短文 –
• • • •
SAML 的优势所在

SAML 协议仍在不断的发展， SAML1.0, SAML1.1 到现在的 SAML2.0 ，都是 IT 商业巨头协商后，由 OASIS 发布的产物，另外， OASIS SAML 实验室得到拥有美国政府 GSA 的大力资助。

SAML 在 SOA 中扮演了一个关键角色，由于用户要求将企业资源从原有的面向数据 / 接口转变为面向服务，而建立在众多 Vendor 产品下的服务存在这种种鸿沟，最大的鸿沟是如何识别身份，如何能够让网易 163 邮件的 VIP 用户享受免费参加 Dev2dev 广州 UserGroup 的活动？

读者可能已经听闻很多身份管理软件， IBM Tivoli ， SiteMinder ， RSA SecureID 等，虽然身份管理软件都非常强，但成本同时也很高。身份管理并不适合于那种构建是 B2B 之上的商业环境（联邦环境）。

但对用户来说，根本问题是，网易和 Dev2dev 是两个不同的公司 / 组织，它们都严格保护自己的用户身份信息，一般极少可能会共享身份数据，因此，做法是双方都提供一个服务入口，对身份信息做断言，例如只告诉 Dev2dev 该用户确实是网易的 VIP 用户。
• • • •
原始资料 –
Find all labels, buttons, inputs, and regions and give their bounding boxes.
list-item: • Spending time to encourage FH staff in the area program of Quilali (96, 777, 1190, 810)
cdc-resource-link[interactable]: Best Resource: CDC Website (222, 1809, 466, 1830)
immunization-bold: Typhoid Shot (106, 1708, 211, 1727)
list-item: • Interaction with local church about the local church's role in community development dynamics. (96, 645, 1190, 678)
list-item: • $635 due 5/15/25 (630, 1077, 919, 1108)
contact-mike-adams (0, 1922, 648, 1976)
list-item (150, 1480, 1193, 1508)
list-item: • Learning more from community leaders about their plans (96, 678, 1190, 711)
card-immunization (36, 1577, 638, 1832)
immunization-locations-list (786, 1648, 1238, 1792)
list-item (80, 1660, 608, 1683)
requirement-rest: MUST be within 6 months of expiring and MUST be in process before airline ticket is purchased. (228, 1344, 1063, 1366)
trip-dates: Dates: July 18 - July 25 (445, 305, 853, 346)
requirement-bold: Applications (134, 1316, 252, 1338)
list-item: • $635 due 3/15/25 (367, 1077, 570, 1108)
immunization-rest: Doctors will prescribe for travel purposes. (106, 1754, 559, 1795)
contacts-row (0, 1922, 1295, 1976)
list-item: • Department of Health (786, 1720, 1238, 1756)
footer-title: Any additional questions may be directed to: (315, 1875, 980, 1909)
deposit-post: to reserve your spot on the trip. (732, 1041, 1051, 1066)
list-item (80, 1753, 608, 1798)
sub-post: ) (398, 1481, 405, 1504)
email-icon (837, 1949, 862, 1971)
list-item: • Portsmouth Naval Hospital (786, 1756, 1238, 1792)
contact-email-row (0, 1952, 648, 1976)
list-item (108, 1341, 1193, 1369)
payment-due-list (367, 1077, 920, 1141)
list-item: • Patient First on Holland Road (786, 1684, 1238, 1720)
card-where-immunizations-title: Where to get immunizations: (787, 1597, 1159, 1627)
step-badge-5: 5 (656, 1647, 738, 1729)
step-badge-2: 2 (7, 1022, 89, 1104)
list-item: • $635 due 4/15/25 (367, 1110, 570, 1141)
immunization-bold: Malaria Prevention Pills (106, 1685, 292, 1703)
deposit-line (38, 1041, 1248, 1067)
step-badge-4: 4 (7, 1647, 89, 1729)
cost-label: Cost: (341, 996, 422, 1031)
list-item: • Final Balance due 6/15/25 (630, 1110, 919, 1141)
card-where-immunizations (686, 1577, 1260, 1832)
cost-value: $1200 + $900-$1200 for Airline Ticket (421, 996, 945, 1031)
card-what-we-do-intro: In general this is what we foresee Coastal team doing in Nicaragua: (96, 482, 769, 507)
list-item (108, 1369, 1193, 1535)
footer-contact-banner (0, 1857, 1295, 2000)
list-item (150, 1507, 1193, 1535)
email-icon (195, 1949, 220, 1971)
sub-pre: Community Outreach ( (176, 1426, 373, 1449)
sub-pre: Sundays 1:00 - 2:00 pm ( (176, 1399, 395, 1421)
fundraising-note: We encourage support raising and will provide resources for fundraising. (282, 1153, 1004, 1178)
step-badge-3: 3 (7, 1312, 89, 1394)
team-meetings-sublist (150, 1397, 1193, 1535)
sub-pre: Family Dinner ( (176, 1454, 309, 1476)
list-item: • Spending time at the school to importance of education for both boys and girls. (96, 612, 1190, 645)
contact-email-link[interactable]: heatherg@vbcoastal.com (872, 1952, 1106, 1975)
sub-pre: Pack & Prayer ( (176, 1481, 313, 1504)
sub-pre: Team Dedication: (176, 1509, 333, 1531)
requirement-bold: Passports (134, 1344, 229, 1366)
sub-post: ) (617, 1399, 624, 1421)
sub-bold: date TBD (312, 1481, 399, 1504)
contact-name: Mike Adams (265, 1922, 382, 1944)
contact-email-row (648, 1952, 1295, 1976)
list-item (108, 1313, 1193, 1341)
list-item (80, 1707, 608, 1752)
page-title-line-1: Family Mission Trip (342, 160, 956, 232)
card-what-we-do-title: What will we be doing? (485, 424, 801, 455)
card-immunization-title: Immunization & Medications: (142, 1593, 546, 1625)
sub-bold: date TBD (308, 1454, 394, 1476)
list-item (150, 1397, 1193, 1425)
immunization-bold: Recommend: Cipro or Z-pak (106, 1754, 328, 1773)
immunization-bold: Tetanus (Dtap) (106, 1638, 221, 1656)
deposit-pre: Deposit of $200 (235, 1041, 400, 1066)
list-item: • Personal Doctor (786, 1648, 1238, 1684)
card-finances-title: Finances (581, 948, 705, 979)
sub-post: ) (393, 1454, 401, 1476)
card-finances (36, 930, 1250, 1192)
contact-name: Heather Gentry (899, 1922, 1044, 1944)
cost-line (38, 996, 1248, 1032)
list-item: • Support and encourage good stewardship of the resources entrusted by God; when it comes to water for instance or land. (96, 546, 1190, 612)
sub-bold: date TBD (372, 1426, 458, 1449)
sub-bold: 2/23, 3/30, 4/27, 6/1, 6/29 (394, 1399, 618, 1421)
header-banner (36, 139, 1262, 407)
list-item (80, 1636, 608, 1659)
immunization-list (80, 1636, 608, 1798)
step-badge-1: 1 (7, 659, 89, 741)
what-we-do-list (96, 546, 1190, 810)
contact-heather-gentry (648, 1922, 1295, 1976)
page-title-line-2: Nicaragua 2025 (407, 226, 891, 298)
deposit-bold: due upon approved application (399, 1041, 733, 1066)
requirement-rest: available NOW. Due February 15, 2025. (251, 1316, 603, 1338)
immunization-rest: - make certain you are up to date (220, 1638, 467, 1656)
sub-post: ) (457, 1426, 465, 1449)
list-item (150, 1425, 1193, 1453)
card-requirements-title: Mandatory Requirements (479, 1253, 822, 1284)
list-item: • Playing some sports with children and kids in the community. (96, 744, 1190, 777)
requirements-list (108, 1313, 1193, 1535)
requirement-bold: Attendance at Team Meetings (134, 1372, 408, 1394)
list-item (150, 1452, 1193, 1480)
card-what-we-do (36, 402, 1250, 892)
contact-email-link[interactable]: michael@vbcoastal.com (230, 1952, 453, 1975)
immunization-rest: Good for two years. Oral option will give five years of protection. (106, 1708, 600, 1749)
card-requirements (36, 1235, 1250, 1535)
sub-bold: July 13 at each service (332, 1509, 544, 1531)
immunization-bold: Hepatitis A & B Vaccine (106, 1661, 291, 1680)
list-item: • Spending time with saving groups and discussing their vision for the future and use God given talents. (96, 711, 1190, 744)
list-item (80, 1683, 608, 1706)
• • • •
任务说明 –
请从讲 SAML 优势的这篇短文最后一句之后接着往下写。

任务结果 –
SAML 提供了一个安全标记规范，并且给出了一些的 UseCase ，这些 usecase 足以满足我们绝大部分的 SSO 需求。

我喜欢这种规范，很大原因是因为以前用 SSO 实在很累，配置要花去大半天时间， SAML 让这一切变得非常灵活简单，因为厂商一旦在其产品中提供 SAML 支持，我们就可以将其产品作为联邦服务纳入 SSO 环境。

我喜欢 SAML 的另一个原因是因为，它跟 SOAP 一样，不考虑传输协议，事实上， SAML 可以跟 HTTP/SSL/JMS 等任何传输协议捆绑。在 SOA 环境中，这个特性非常重要，因为我们已有的许多服务（来自各个不同 IT Vendors ）都可能有各自的传输协议，即如果在这种复杂的环境下实现 SSO ，传统 Yale CAS 已经无能为力，因为 CAS SSO 实现在 HTTP/SSL 之上，只有 SAML 能够完成这项任务，因为它与传输协议无关。

最后，应该提一下， SAML 是一种 SSO 标准而 CAS 是一种 SSO 的实现，从 CAS 的 Roadmap 可以看出， CAS 很快会提供对其他 SAML 的支持。